EXCERPTED RECORDS ->
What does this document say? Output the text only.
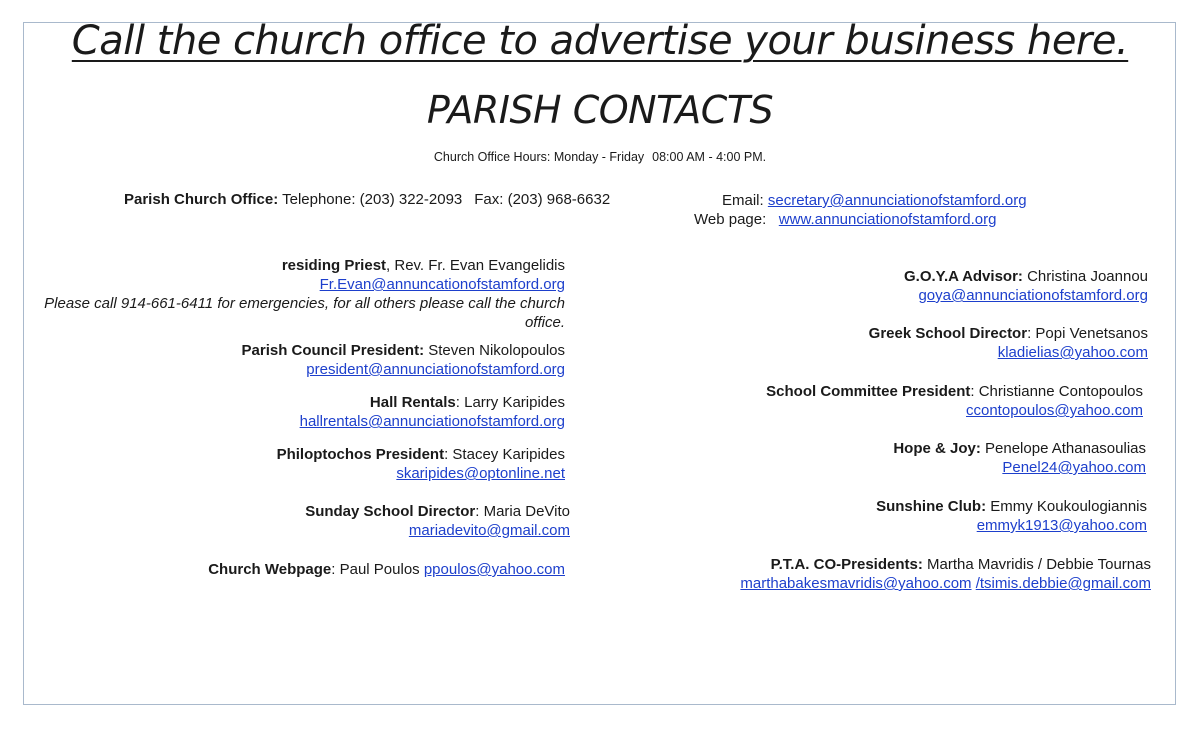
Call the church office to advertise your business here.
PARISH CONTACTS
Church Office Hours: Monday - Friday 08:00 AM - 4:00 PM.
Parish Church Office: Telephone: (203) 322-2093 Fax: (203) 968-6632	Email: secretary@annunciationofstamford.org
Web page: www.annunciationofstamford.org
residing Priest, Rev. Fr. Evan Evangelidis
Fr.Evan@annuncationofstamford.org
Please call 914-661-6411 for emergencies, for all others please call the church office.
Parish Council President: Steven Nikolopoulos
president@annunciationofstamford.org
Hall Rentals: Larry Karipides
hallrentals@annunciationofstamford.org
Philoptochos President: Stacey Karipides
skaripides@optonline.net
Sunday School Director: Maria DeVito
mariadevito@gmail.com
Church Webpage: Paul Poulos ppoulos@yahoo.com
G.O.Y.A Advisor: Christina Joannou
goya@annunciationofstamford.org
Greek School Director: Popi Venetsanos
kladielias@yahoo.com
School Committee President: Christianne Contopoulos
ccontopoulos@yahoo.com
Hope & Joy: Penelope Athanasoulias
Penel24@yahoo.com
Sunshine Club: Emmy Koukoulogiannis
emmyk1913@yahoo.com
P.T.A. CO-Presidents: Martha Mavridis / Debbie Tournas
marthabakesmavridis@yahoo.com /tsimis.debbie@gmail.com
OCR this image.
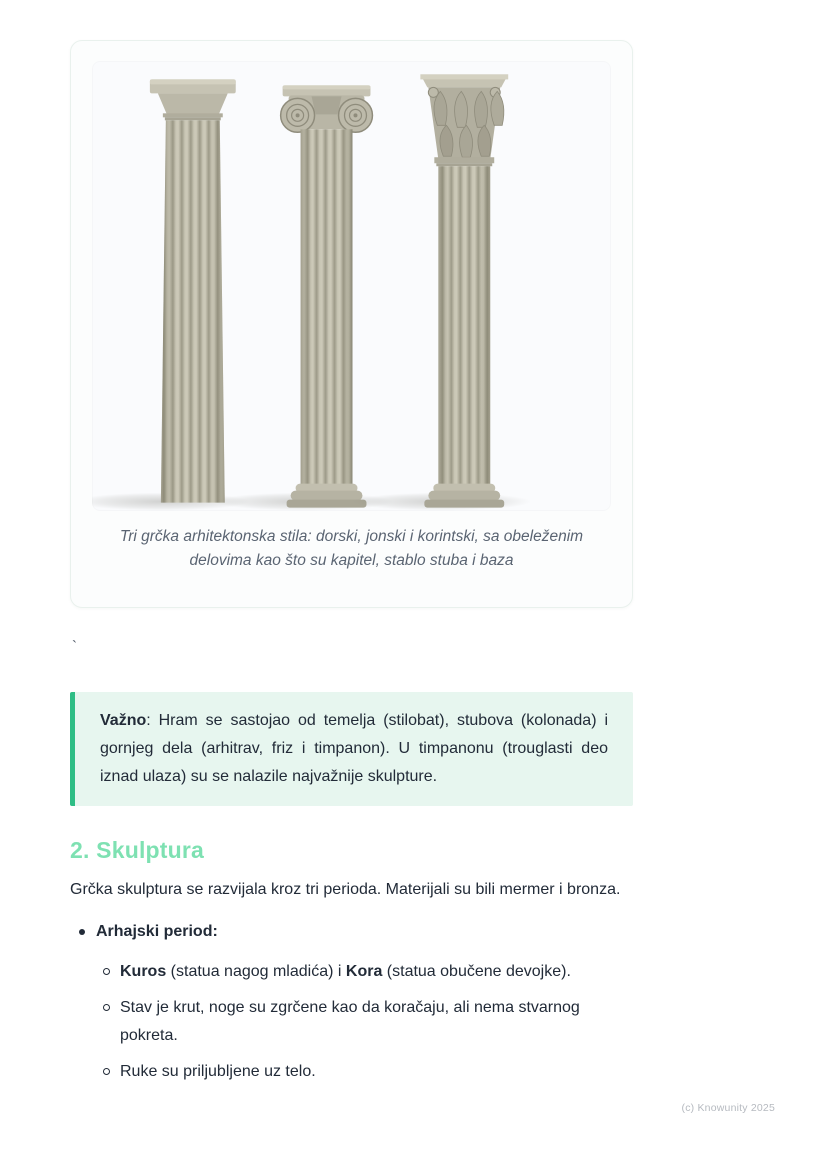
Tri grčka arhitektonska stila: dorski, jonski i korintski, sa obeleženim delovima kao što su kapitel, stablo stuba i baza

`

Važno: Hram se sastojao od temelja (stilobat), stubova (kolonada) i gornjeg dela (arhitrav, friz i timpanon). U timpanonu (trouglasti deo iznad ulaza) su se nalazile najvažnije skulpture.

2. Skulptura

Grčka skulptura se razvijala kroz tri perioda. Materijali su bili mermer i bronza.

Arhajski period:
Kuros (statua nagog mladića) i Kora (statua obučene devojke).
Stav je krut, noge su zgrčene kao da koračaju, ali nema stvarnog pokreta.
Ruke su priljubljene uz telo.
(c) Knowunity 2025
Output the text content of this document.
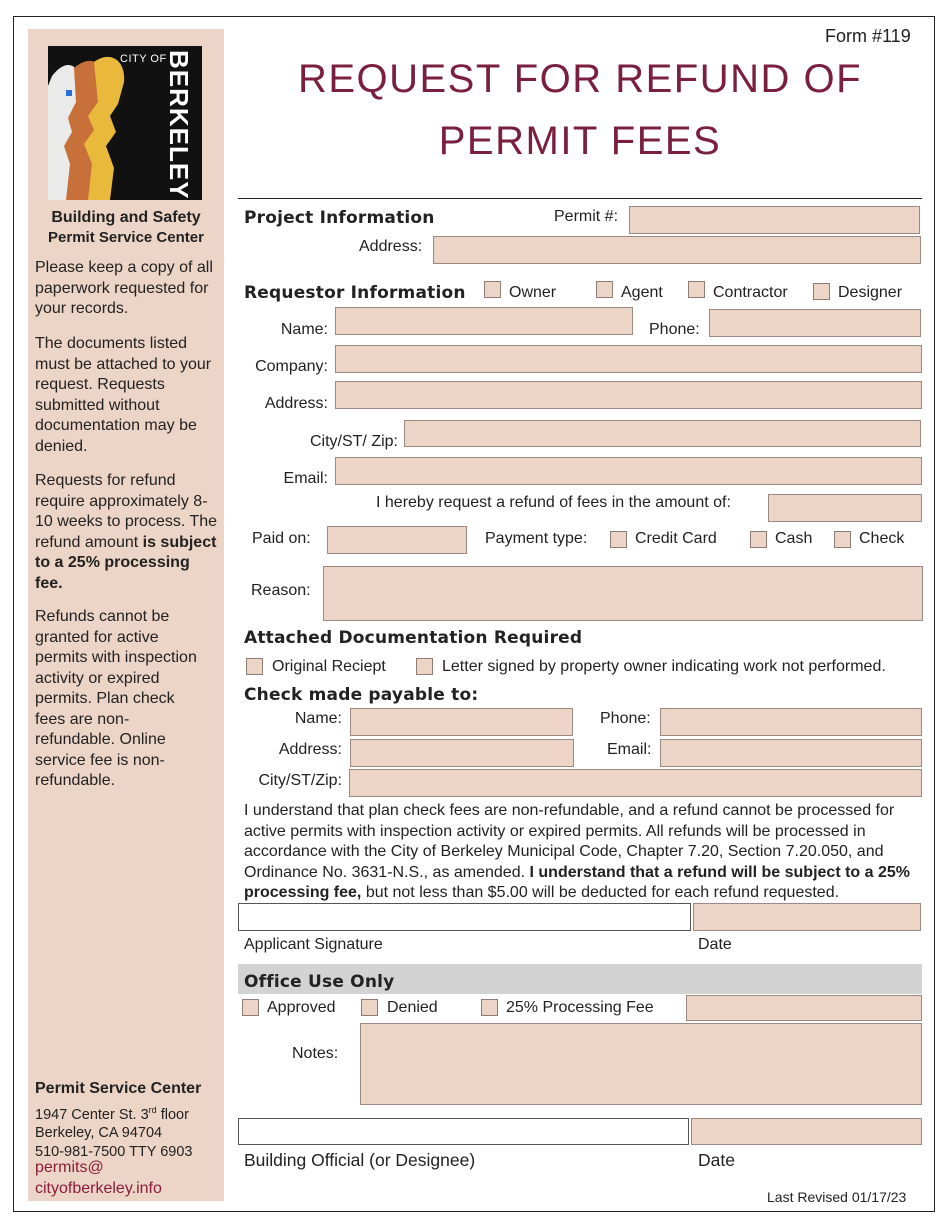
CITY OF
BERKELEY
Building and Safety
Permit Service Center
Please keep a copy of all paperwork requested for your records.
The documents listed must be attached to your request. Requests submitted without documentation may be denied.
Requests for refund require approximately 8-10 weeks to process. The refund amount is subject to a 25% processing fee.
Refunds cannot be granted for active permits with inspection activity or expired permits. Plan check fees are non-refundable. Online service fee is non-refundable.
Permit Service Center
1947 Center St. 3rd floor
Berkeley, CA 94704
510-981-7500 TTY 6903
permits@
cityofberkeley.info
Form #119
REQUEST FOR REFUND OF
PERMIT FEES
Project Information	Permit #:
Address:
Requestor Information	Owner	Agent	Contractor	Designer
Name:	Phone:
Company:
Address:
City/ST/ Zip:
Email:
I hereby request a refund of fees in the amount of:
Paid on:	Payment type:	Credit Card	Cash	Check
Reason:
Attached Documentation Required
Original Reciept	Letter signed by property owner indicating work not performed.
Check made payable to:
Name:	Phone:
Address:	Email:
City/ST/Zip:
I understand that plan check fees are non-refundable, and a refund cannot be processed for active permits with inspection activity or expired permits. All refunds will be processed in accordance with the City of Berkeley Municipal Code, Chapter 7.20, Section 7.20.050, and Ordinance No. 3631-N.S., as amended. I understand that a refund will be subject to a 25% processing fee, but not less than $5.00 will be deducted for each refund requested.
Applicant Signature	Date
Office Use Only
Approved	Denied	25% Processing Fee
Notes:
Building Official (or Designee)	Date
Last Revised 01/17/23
---
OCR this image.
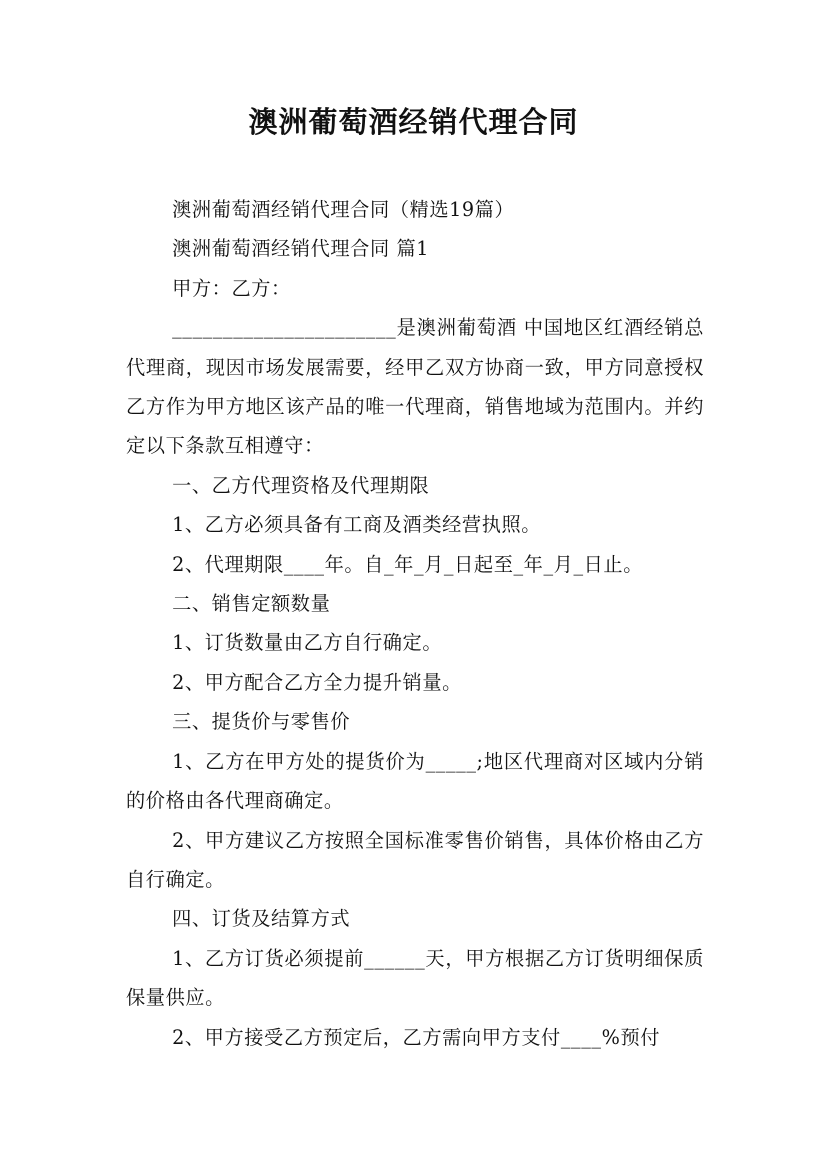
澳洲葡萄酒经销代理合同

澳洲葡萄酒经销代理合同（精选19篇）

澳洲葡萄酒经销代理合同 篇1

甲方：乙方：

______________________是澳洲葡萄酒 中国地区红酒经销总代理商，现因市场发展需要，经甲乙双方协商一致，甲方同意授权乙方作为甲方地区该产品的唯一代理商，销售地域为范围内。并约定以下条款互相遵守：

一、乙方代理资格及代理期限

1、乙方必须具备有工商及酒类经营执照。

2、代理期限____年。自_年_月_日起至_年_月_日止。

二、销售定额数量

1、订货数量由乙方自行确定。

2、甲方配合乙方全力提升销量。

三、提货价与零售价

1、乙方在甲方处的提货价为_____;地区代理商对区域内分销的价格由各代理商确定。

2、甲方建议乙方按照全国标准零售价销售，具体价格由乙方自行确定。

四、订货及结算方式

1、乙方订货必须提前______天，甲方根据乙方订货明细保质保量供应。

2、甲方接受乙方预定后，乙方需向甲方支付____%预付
---
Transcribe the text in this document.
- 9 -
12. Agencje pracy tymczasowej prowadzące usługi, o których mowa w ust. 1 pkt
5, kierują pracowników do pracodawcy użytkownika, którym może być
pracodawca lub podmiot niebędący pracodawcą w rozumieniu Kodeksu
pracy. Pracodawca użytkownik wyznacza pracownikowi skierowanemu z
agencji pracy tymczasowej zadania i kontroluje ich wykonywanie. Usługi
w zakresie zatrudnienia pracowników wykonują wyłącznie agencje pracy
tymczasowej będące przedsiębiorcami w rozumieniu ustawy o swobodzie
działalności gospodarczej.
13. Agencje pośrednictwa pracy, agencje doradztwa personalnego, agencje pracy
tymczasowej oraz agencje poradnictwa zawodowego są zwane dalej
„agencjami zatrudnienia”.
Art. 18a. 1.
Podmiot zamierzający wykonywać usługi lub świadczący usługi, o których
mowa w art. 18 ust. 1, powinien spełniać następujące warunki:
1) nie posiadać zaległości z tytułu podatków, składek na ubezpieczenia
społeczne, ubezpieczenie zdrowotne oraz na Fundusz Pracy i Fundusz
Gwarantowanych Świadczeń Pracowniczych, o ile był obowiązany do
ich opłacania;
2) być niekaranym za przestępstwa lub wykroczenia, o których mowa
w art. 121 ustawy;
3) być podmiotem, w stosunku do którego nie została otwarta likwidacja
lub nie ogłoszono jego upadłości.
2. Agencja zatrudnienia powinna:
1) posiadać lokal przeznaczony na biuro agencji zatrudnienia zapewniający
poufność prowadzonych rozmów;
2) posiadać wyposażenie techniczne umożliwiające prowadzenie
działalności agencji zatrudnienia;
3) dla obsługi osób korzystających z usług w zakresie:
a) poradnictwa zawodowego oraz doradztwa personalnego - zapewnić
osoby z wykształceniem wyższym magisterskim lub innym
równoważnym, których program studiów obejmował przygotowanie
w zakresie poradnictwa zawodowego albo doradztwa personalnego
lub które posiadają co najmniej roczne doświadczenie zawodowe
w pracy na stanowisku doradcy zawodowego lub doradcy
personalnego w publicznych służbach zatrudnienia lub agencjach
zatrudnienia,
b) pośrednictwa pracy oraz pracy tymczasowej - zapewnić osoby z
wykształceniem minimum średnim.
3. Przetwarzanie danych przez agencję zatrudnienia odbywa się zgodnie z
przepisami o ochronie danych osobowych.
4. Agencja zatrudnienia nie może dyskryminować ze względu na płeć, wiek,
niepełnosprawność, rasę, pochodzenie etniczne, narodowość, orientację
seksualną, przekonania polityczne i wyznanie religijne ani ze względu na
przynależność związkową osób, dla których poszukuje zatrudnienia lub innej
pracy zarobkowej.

WRITTEN EXERCISE -> Copy all lines from the data that hold the word "Date".

FULL RESPONSE ->
Applicant Signature	Date
Building Official (or Designee)	Date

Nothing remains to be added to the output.